(Entries taken from a collection)
§

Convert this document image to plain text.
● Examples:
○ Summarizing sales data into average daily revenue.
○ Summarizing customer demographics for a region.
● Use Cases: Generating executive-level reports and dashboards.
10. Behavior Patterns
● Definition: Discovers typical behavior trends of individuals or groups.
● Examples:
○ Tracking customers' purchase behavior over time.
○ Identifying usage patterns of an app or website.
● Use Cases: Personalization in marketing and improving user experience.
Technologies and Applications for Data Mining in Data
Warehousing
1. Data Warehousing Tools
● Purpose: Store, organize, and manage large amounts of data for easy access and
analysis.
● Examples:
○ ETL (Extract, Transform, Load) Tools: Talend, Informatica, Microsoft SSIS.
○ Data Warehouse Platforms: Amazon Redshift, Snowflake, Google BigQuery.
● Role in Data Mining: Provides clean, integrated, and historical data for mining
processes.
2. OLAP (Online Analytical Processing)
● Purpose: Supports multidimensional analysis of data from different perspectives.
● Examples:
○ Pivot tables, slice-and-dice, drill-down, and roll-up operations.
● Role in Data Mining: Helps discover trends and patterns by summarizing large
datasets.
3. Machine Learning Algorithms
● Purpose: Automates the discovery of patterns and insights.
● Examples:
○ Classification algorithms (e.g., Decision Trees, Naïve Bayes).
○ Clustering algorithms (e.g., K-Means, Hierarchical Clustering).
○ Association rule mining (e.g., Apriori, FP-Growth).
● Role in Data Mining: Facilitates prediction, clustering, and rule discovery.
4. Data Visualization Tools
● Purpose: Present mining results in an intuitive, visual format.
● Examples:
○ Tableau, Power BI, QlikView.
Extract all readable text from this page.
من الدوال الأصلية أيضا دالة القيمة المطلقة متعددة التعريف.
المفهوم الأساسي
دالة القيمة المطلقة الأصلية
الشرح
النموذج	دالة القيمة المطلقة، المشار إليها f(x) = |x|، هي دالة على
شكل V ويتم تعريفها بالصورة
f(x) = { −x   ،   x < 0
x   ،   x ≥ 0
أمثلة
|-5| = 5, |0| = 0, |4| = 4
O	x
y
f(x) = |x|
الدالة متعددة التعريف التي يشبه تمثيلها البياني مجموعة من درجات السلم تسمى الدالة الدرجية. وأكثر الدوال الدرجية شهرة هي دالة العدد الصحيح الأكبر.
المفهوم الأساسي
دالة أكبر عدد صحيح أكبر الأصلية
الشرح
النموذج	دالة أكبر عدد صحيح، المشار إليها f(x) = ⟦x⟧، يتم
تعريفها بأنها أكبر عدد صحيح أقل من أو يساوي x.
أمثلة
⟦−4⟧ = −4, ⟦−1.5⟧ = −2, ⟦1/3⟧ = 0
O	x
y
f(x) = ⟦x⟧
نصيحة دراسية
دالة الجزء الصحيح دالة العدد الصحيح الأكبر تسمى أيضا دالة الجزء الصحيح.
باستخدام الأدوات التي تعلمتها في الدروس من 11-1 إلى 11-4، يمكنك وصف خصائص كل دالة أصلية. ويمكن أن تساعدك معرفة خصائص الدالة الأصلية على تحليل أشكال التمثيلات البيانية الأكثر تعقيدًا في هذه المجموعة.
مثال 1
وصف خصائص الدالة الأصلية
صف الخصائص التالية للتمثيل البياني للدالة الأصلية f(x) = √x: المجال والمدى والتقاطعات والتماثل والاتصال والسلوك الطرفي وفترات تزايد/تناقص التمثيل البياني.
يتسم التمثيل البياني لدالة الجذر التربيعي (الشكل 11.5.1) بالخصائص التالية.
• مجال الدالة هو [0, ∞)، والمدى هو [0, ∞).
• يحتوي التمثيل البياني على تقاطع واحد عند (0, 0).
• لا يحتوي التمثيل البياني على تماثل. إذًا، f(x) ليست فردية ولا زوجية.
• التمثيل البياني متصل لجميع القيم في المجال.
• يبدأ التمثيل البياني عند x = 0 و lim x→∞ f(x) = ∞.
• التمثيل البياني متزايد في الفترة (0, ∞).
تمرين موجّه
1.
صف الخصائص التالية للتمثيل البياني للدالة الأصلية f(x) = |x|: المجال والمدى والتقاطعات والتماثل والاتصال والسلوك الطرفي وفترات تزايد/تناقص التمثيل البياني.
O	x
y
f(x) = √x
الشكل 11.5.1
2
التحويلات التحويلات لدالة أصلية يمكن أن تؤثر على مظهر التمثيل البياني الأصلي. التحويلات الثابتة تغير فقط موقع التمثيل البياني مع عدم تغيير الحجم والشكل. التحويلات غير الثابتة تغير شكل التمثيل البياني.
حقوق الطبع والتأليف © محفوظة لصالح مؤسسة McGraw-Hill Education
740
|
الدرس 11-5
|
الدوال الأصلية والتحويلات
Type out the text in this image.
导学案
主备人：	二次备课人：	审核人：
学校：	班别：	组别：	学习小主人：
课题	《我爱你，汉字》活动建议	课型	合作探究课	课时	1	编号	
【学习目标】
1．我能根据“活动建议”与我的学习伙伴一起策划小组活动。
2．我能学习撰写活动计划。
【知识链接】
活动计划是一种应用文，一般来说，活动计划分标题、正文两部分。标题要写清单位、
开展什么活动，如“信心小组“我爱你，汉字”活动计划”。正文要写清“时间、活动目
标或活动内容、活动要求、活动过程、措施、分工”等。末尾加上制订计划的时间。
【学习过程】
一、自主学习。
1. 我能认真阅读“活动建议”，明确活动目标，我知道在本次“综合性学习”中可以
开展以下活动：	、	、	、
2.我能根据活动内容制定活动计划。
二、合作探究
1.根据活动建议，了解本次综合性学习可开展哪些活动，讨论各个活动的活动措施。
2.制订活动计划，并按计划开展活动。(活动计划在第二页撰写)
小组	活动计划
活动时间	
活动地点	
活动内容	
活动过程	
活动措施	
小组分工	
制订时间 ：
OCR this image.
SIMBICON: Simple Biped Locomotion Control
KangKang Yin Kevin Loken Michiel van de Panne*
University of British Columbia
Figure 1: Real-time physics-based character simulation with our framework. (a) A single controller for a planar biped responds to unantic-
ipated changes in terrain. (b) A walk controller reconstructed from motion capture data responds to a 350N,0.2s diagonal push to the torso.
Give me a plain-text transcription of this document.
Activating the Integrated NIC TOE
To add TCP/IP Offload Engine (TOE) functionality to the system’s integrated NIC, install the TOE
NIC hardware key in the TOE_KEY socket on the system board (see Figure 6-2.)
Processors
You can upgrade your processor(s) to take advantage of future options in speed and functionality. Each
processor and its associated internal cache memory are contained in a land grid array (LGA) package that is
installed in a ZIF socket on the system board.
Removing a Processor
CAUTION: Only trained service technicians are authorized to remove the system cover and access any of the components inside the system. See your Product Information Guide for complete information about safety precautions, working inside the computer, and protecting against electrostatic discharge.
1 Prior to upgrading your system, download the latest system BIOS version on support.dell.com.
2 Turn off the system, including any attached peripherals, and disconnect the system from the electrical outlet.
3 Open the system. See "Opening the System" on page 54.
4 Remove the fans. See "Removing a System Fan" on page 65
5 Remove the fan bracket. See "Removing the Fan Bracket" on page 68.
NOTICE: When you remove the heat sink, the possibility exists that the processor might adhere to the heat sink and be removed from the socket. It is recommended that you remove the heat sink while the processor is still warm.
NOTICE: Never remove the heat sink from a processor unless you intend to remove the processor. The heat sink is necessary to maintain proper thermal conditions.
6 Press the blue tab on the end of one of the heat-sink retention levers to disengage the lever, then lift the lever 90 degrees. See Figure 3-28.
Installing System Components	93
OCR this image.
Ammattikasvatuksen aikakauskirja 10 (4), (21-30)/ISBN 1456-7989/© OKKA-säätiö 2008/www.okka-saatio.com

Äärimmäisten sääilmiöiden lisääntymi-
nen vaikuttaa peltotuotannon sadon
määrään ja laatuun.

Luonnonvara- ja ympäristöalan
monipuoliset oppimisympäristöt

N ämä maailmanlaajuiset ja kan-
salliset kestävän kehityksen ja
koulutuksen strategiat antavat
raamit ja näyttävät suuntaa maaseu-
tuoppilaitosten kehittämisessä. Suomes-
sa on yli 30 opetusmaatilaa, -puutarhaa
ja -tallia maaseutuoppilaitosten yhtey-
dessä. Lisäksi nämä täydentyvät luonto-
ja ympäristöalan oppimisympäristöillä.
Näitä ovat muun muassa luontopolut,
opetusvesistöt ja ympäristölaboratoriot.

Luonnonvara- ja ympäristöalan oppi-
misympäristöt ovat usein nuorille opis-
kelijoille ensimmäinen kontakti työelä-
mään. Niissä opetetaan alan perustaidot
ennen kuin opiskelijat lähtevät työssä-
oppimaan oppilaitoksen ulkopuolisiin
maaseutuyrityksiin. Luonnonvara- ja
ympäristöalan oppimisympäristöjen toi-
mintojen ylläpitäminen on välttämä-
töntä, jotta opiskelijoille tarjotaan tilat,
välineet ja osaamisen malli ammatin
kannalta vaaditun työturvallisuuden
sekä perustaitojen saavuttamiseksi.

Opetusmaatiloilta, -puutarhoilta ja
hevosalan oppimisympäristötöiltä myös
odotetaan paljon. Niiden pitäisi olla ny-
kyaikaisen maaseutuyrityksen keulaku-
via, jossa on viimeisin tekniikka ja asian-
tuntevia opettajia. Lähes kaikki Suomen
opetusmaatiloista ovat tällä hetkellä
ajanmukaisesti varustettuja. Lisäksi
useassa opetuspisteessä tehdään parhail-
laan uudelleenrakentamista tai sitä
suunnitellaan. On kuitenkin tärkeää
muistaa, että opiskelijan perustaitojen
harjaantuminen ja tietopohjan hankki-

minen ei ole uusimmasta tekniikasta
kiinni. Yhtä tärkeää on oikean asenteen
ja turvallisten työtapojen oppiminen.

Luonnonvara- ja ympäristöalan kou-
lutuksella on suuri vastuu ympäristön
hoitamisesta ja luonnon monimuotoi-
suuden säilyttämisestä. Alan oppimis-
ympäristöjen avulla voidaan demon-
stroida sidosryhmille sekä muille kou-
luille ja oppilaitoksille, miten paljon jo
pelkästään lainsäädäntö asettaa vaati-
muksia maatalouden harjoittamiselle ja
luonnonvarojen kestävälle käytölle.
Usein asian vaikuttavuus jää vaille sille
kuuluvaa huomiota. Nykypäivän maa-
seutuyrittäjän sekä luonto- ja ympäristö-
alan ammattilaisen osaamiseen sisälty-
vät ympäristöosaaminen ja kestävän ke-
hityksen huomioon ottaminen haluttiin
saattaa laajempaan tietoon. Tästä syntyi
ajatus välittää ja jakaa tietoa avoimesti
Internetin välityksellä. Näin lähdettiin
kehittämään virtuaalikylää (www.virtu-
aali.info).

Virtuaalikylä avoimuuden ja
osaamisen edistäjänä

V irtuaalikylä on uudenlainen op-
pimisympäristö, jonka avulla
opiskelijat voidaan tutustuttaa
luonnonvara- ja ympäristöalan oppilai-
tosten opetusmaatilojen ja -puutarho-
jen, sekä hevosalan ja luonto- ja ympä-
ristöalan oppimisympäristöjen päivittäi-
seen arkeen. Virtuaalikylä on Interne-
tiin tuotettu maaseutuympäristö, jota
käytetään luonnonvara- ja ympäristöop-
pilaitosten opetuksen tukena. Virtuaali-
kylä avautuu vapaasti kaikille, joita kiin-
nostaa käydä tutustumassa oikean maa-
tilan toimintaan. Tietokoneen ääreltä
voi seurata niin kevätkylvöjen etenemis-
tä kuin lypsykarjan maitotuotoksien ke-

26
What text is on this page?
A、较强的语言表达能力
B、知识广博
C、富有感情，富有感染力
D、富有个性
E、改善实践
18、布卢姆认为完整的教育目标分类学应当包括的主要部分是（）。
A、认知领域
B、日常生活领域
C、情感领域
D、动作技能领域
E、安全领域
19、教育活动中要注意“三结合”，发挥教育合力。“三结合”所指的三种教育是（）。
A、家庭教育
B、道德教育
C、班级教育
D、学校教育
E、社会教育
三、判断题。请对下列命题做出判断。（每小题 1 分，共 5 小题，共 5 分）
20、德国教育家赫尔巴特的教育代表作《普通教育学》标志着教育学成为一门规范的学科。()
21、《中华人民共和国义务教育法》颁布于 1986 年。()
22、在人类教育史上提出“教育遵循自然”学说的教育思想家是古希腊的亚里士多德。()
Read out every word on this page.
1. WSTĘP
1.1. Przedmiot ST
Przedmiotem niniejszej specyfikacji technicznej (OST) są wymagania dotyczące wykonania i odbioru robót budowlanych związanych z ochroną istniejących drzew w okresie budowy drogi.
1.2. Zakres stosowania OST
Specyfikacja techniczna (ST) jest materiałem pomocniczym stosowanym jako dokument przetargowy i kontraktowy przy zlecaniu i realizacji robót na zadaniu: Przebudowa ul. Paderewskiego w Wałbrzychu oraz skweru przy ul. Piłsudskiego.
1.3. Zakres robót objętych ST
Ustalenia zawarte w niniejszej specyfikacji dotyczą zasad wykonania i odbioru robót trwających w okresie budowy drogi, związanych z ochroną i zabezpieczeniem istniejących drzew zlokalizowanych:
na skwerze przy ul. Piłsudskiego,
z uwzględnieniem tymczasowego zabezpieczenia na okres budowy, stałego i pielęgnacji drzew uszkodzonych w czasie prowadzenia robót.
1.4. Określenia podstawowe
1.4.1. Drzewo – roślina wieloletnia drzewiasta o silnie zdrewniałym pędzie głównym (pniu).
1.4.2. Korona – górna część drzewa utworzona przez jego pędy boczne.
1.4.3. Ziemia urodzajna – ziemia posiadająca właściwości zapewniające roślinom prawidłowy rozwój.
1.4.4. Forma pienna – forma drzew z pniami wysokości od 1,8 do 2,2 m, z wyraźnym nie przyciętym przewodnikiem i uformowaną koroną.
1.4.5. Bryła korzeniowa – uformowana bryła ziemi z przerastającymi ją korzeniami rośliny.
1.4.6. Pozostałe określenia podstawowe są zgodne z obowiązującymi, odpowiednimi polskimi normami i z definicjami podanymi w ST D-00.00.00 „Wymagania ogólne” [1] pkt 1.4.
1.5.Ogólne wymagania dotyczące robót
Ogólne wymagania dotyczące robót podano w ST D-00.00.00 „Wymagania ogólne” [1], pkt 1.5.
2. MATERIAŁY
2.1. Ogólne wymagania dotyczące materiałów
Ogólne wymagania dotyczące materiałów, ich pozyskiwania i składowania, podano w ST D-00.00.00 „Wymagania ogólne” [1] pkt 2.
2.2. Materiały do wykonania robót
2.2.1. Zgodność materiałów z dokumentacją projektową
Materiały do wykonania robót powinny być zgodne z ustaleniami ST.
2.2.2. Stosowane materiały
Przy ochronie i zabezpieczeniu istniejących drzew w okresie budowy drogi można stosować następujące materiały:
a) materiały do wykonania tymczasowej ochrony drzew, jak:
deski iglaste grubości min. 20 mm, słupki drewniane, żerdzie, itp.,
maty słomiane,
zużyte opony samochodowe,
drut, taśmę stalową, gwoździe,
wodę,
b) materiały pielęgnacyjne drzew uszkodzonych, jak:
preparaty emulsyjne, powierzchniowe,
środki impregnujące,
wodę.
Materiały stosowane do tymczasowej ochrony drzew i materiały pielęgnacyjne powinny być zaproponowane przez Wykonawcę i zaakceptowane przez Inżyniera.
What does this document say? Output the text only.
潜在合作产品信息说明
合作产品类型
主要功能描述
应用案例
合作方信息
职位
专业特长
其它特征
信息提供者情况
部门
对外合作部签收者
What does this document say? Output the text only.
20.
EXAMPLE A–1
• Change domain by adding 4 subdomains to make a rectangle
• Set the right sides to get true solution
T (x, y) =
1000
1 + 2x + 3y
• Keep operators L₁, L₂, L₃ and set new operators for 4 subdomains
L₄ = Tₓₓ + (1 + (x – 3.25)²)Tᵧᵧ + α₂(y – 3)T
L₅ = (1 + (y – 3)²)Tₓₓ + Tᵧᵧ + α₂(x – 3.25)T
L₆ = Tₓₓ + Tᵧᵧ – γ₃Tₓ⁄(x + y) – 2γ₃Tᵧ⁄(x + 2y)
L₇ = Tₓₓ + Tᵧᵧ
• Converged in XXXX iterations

§

• **The request**: All lines above with "document" in them should be returned.

• **Expected answer**:
Convert this document image to plain text.
Give me a plain-text transcription of this document.
What does this document say? Output the text only.
What does this document say? Output the text only.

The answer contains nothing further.